*Directive*
Take the data below and repeat it exactly.

+---+

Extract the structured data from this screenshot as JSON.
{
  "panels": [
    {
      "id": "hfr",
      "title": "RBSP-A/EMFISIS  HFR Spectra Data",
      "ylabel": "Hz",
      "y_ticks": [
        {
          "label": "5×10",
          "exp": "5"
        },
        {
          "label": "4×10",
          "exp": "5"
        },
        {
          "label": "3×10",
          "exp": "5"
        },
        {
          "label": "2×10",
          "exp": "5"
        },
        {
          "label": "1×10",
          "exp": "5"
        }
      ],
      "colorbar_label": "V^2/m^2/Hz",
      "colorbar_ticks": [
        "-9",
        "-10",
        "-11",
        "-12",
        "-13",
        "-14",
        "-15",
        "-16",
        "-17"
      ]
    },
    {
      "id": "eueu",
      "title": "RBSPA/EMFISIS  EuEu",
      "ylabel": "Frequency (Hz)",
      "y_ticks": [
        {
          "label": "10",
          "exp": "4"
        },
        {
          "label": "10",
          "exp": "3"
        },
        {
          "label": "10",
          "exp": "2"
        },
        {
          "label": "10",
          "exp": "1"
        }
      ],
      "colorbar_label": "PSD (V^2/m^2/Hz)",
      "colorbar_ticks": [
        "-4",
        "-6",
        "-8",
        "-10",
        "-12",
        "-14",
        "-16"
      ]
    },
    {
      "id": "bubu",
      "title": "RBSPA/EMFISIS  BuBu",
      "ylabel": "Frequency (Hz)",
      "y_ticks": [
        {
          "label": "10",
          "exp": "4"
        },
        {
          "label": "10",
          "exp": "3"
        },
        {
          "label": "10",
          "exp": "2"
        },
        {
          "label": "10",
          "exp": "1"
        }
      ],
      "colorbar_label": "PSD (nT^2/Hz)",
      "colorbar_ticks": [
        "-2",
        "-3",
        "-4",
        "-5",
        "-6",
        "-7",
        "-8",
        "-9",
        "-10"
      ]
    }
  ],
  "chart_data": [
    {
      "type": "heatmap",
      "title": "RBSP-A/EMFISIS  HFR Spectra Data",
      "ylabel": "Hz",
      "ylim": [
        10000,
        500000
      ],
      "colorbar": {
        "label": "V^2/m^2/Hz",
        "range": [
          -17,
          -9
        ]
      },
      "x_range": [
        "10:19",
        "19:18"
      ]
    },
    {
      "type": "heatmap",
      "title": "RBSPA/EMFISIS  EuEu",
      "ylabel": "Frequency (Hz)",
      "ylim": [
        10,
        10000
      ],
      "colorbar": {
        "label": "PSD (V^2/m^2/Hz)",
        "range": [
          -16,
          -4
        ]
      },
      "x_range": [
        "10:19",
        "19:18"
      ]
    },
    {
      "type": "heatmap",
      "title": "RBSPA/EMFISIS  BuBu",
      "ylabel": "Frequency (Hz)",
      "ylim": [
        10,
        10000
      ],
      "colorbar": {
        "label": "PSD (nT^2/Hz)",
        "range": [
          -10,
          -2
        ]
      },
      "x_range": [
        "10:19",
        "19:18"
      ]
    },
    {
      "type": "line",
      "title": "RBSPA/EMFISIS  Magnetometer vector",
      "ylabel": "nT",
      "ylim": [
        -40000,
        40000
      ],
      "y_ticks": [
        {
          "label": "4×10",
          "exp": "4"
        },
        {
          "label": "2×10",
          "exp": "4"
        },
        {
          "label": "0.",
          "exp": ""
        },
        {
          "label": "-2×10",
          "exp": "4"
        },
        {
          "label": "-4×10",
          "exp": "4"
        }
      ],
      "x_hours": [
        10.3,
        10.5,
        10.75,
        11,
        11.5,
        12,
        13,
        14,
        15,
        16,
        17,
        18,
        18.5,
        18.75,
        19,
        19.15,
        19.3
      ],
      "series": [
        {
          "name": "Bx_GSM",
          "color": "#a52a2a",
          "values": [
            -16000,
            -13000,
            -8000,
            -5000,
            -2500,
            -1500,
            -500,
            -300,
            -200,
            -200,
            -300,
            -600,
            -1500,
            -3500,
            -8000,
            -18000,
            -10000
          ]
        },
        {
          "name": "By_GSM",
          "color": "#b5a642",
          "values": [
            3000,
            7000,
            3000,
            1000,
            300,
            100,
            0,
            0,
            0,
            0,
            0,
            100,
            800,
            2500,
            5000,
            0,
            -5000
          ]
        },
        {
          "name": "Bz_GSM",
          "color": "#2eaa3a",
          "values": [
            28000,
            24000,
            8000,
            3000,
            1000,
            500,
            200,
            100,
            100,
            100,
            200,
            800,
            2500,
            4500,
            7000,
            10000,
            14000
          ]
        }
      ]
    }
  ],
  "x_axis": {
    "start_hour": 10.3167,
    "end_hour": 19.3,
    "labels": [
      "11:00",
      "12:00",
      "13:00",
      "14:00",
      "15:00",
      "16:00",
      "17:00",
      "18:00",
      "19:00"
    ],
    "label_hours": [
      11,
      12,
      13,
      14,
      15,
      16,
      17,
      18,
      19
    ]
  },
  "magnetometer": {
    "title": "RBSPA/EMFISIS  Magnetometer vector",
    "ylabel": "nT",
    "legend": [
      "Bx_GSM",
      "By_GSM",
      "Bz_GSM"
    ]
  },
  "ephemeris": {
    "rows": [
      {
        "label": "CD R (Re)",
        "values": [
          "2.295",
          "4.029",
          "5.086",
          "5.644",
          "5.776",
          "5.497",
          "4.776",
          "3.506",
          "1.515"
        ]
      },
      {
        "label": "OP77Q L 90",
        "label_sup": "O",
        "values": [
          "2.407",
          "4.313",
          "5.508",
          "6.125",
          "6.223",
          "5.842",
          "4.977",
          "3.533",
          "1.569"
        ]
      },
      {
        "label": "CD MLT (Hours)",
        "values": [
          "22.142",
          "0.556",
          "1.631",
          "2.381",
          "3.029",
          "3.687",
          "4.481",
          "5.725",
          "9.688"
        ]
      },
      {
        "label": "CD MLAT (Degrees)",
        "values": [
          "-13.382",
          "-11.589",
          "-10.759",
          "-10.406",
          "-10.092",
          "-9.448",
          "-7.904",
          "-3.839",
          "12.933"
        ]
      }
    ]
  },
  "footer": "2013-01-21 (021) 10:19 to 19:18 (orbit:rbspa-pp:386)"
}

+---+

*Answer*
Extract the structured data from this screenshot as JSON.
{
  "panels": [
    {
      "id": "hfr",
      "title": "RBSP-A/EMFISIS  HFR Spectra Data",
      "ylabel": "Hz",
      "y_ticks": [
        {
          "label": "5×10",
          "exp": "5"
        },
        {
          "label": "4×10",
          "exp": "5"
        },
        {
          "label": "3×10",
          "exp": "5"
        },
        {
          "label": "2×10",
          "exp": "5"
        },
        {
          "label": "1×10",
          "exp": "5"
        }
      ],
      "colorbar_label": "V^2/m^2/Hz",
      "colorbar_ticks": [
        "-9",
        "-10",
        "-11",
        "-12",
        "-13",
        "-14",
        "-15",
        "-16",
        "-17"
      ]
    },
    {
      "id": "eueu",
      "title": "RBSPA/EMFISIS  EuEu",
      "ylabel": "Frequency (Hz)",
      "y_ticks": [
        {
          "label": "10",
          "exp": "4"
        },
        {
          "label": "10",
          "exp": "3"
        },
        {
          "label": "10",
          "exp": "2"
        },
        {
          "label": "10",
          "exp": "1"
        }
      ],
      "colorbar_label": "PSD (V^2/m^2/Hz)",
      "colorbar_ticks": [
        "-4",
        "-6",
        "-8",
        "-10",
        "-12",
        "-14",
        "-16"
      ]
    },
    {
      "id": "bubu",
      "title": "RBSPA/EMFISIS  BuBu",
      "ylabel": "Frequency (Hz)",
      "y_ticks": [
        {
          "label": "10",
          "exp": "4"
        },
        {
          "label": "10",
          "exp": "3"
        },
        {
          "label": "10",
          "exp": "2"
        },
        {
          "label": "10",
          "exp": "1"
        }
      ],
      "colorbar_label": "PSD (nT^2/Hz)",
      "colorbar_ticks": [
        "-2",
        "-3",
        "-4",
        "-5",
        "-6",
        "-7",
        "-8",
        "-9",
        "-10"
      ]
    }
  ],
  "chart_data": [
    {
      "type": "heatmap",
      "title": "RBSP-A/EMFISIS  HFR Spectra Data",
      "ylabel": "Hz",
      "ylim": [
        10000,
        500000
      ],
      "colorbar": {
        "label": "V^2/m^2/Hz",
        "range": [
          -17,
          -9
        ]
      },
      "x_range": [
        "10:19",
        "19:18"
      ]
    },
    {
      "type": "heatmap",
      "title": "RBSPA/EMFISIS  EuEu",
      "ylabel": "Frequency (Hz)",
      "ylim": [
        10,
        10000
      ],
      "colorbar": {
        "label": "PSD (V^2/m^2/Hz)",
        "range": [
          -16,
          -4
        ]
      },
      "x_range": [
        "10:19",
        "19:18"
      ]
    },
    {
      "type": "heatmap",
      "title": "RBSPA/EMFISIS  BuBu",
      "ylabel": "Frequency (Hz)",
      "ylim": [
        10,
        10000
      ],
      "colorbar": {
        "label": "PSD (nT^2/Hz)",
        "range": [
          -10,
          -2
        ]
      },
      "x_range": [
        "10:19",
        "19:18"
      ]
    },
    {
      "type": "line",
      "title": "RBSPA/EMFISIS  Magnetometer vector",
      "ylabel": "nT",
      "ylim": [
        -40000,
        40000
      ],
      "y_ticks": [
        {
          "label": "4×10",
          "exp": "4"
        },
        {
          "label": "2×10",
          "exp": "4"
        },
        {
          "label": "0.",
          "exp": ""
        },
        {
          "label": "-2×10",
          "exp": "4"
        },
        {
          "label": "-4×10",
          "exp": "4"
        }
      ],
      "x_hours": [
        10.3,
        10.5,
        10.75,
        11,
        11.5,
        12,
        13,
        14,
        15,
        16,
        17,
        18,
        18.5,
        18.75,
        19,
        19.15,
        19.3
      ],
      "series": [
        {
          "name": "Bx_GSM",
          "color": "#a52a2a",
          "values": [
            -16000,
            -13000,
            -8000,
            -5000,
            -2500,
            -1500,
            -500,
            -300,
            -200,
            -200,
            -300,
            -600,
            -1500,
            -3500,
            -8000,
            -18000,
            -10000
          ]
        },
        {
          "name": "By_GSM",
          "color": "#b5a642",
          "values": [
            3000,
            7000,
            3000,
            1000,
            300,
            100,
            0,
            0,
            0,
            0,
            0,
            100,
            800,
            2500,
            5000,
            0,
            -5000
          ]
        },
        {
          "name": "Bz_GSM",
          "color": "#2eaa3a",
          "values": [
            28000,
            24000,
            8000,
            3000,
            1000,
            500,
            200,
            100,
            100,
            100,
            200,
            800,
            2500,
            4500,
            7000,
            10000,
            14000
          ]
        }
      ]
    }
  ],
  "x_axis": {
    "start_hour": 10.3167,
    "end_hour": 19.3,
    "labels": [
      "11:00",
      "12:00",
      "13:00",
      "14:00",
      "15:00",
      "16:00",
      "17:00",
      "18:00",
      "19:00"
    ],
    "label_hours": [
      11,
      12,
      13,
      14,
      15,
      16,
      17,
      18,
      19
    ]
  },
  "magnetometer": {
    "title": "RBSPA/EMFISIS  Magnetometer vector",
    "ylabel": "nT",
    "legend": [
      "Bx_GSM",
      "By_GSM",
      "Bz_GSM"
    ]
  },
  "ephemeris": {
    "rows": [
      {
        "label": "CD R (Re)",
        "values": [
          "2.295",
          "4.029",
          "5.086",
          "5.644",
          "5.776",
          "5.497",
          "4.776",
          "3.506",
          "1.515"
        ]
      },
      {
        "label": "OP77Q L 90",
        "label_sup": "O",
        "values": [
          "2.407",
          "4.313",
          "5.508",
          "6.125",
          "6.223",
          "5.842",
          "4.977",
          "3.533",
          "1.569"
        ]
      },
      {
        "label": "CD MLT (Hours)",
        "values": [
          "22.142",
          "0.556",
          "1.631",
          "2.381",
          "3.029",
          "3.687",
          "4.481",
          "5.725",
          "9.688"
        ]
      },
      {
        "label": "CD MLAT (Degrees)",
        "values": [
          "-13.382",
          "-11.589",
          "-10.759",
          "-10.406",
          "-10.092",
          "-9.448",
          "-7.904",
          "-3.839",
          "12.933"
        ]
      }
    ]
  },
  "footer": "2013-01-21 (021) 10:19 to 19:18 (orbit:rbspa-pp:386)"
}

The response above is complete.